Short exercise
Below are some entries; can you quote all of them exactly?

============

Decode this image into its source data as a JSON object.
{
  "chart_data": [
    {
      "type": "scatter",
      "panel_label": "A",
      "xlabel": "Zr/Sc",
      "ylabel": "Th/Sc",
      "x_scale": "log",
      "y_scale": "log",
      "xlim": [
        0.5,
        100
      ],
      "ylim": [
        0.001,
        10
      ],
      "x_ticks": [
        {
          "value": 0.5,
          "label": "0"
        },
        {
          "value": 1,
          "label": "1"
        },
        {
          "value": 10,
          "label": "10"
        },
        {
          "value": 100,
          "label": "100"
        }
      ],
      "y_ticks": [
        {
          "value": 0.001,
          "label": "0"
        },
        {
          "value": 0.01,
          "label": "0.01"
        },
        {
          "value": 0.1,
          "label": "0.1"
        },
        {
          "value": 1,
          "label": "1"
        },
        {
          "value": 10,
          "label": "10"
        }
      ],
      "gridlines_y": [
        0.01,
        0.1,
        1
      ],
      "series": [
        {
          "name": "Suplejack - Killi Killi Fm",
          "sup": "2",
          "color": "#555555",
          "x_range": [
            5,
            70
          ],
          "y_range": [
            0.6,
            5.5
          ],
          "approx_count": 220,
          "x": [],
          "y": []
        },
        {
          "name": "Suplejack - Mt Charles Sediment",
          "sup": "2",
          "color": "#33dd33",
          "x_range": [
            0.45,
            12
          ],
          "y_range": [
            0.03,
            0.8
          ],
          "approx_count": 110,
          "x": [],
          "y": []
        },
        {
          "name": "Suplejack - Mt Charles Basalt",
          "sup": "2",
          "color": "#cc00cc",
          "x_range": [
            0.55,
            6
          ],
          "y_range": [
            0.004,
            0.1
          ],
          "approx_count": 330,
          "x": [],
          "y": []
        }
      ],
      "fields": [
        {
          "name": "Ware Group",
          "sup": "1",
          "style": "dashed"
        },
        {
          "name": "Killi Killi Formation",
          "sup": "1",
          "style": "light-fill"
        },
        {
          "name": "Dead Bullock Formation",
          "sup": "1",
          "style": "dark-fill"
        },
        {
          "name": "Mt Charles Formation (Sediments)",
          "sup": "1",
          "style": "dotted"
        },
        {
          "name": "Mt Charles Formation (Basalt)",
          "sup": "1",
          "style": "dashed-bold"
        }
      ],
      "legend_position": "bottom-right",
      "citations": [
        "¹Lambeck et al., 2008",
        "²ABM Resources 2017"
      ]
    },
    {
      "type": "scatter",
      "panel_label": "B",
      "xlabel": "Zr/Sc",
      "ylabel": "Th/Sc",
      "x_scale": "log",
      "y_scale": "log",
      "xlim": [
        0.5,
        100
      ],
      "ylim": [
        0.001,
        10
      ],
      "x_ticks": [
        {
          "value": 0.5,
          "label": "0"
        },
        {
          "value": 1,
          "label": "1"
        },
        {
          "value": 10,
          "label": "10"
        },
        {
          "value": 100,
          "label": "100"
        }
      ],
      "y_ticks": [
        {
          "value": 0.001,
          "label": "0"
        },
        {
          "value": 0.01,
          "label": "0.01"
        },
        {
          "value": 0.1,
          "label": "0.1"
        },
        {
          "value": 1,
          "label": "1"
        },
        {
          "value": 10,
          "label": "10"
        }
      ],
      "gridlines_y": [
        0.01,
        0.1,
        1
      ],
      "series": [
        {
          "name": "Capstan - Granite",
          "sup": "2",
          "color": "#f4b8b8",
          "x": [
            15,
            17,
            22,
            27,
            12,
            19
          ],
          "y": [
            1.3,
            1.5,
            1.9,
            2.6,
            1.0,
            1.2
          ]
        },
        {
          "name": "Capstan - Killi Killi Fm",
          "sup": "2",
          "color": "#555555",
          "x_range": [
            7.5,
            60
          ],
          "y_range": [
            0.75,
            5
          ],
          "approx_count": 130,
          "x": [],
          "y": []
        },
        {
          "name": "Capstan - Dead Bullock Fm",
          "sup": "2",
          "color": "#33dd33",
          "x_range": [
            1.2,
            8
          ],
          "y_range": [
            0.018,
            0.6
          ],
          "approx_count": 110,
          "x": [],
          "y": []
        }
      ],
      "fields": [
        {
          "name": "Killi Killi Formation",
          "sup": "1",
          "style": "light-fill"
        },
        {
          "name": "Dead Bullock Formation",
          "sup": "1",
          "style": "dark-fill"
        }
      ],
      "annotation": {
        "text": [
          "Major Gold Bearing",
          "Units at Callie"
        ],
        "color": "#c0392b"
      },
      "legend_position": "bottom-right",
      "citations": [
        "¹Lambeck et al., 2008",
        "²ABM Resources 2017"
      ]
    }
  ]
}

============

Written response
Decode this image into its source data as a JSON object.
{
  "chart_data": [
    {
      "type": "scatter",
      "panel_label": "A",
      "xlabel": "Zr/Sc",
      "ylabel": "Th/Sc",
      "x_scale": "log",
      "y_scale": "log",
      "xlim": [
        0.5,
        100
      ],
      "ylim": [
        0.001,
        10
      ],
      "x_ticks": [
        {
          "value": 0.5,
          "label": "0"
        },
        {
          "value": 1,
          "label": "1"
        },
        {
          "value": 10,
          "label": "10"
        },
        {
          "value": 100,
          "label": "100"
        }
      ],
      "y_ticks": [
        {
          "value": 0.001,
          "label": "0"
        },
        {
          "value": 0.01,
          "label": "0.01"
        },
        {
          "value": 0.1,
          "label": "0.1"
        },
        {
          "value": 1,
          "label": "1"
        },
        {
          "value": 10,
          "label": "10"
        }
      ],
      "gridlines_y": [
        0.01,
        0.1,
        1
      ],
      "series": [
        {
          "name": "Suplejack - Killi Killi Fm",
          "sup": "2",
          "color": "#555555",
          "x_range": [
            5,
            70
          ],
          "y_range": [
            0.6,
            5.5
          ],
          "approx_count": 220,
          "x": [],
          "y": []
        },
        {
          "name": "Suplejack - Mt Charles Sediment",
          "sup": "2",
          "color": "#33dd33",
          "x_range": [
            0.45,
            12
          ],
          "y_range": [
            0.03,
            0.8
          ],
          "approx_count": 110,
          "x": [],
          "y": []
        },
        {
          "name": "Suplejack - Mt Charles Basalt",
          "sup": "2",
          "color": "#cc00cc",
          "x_range": [
            0.55,
            6
          ],
          "y_range": [
            0.004,
            0.1
          ],
          "approx_count": 330,
          "x": [],
          "y": []
        }
      ],
      "fields": [
        {
          "name": "Ware Group",
          "sup": "1",
          "style": "dashed"
        },
        {
          "name": "Killi Killi Formation",
          "sup": "1",
          "style": "light-fill"
        },
        {
          "name": "Dead Bullock Formation",
          "sup": "1",
          "style": "dark-fill"
        },
        {
          "name": "Mt Charles Formation (Sediments)",
          "sup": "1",
          "style": "dotted"
        },
        {
          "name": "Mt Charles Formation (Basalt)",
          "sup": "1",
          "style": "dashed-bold"
        }
      ],
      "legend_position": "bottom-right",
      "citations": [
        "¹Lambeck et al., 2008",
        "²ABM Resources 2017"
      ]
    },
    {
      "type": "scatter",
      "panel_label": "B",
      "xlabel": "Zr/Sc",
      "ylabel": "Th/Sc",
      "x_scale": "log",
      "y_scale": "log",
      "xlim": [
        0.5,
        100
      ],
      "ylim": [
        0.001,
        10
      ],
      "x_ticks": [
        {
          "value": 0.5,
          "label": "0"
        },
        {
          "value": 1,
          "label": "1"
        },
        {
          "value": 10,
          "label": "10"
        },
        {
          "value": 100,
          "label": "100"
        }
      ],
      "y_ticks": [
        {
          "value": 0.001,
          "label": "0"
        },
        {
          "value": 0.01,
          "label": "0.01"
        },
        {
          "value": 0.1,
          "label": "0.1"
        },
        {
          "value": 1,
          "label": "1"
        },
        {
          "value": 10,
          "label": "10"
        }
      ],
      "gridlines_y": [
        0.01,
        0.1,
        1
      ],
      "series": [
        {
          "name": "Capstan - Granite",
          "sup": "2",
          "color": "#f4b8b8",
          "x": [
            15,
            17,
            22,
            27,
            12,
            19
          ],
          "y": [
            1.3,
            1.5,
            1.9,
            2.6,
            1.0,
            1.2
          ]
        },
        {
          "name": "Capstan - Killi Killi Fm",
          "sup": "2",
          "color": "#555555",
          "x_range": [
            7.5,
            60
          ],
          "y_range": [
            0.75,
            5
          ],
          "approx_count": 130,
          "x": [],
          "y": []
        },
        {
          "name": "Capstan - Dead Bullock Fm",
          "sup": "2",
          "color": "#33dd33",
          "x_range": [
            1.2,
            8
          ],
          "y_range": [
            0.018,
            0.6
          ],
          "approx_count": 110,
          "x": [],
          "y": []
        }
      ],
      "fields": [
        {
          "name": "Killi Killi Formation",
          "sup": "1",
          "style": "light-fill"
        },
        {
          "name": "Dead Bullock Formation",
          "sup": "1",
          "style": "dark-fill"
        }
      ],
      "annotation": {
        "text": [
          "Major Gold Bearing",
          "Units at Callie"
        ],
        "color": "#c0392b"
      },
      "legend_position": "bottom-right",
      "citations": [
        "¹Lambeck et al., 2008",
        "²ABM Resources 2017"
      ]
    }
  ]
}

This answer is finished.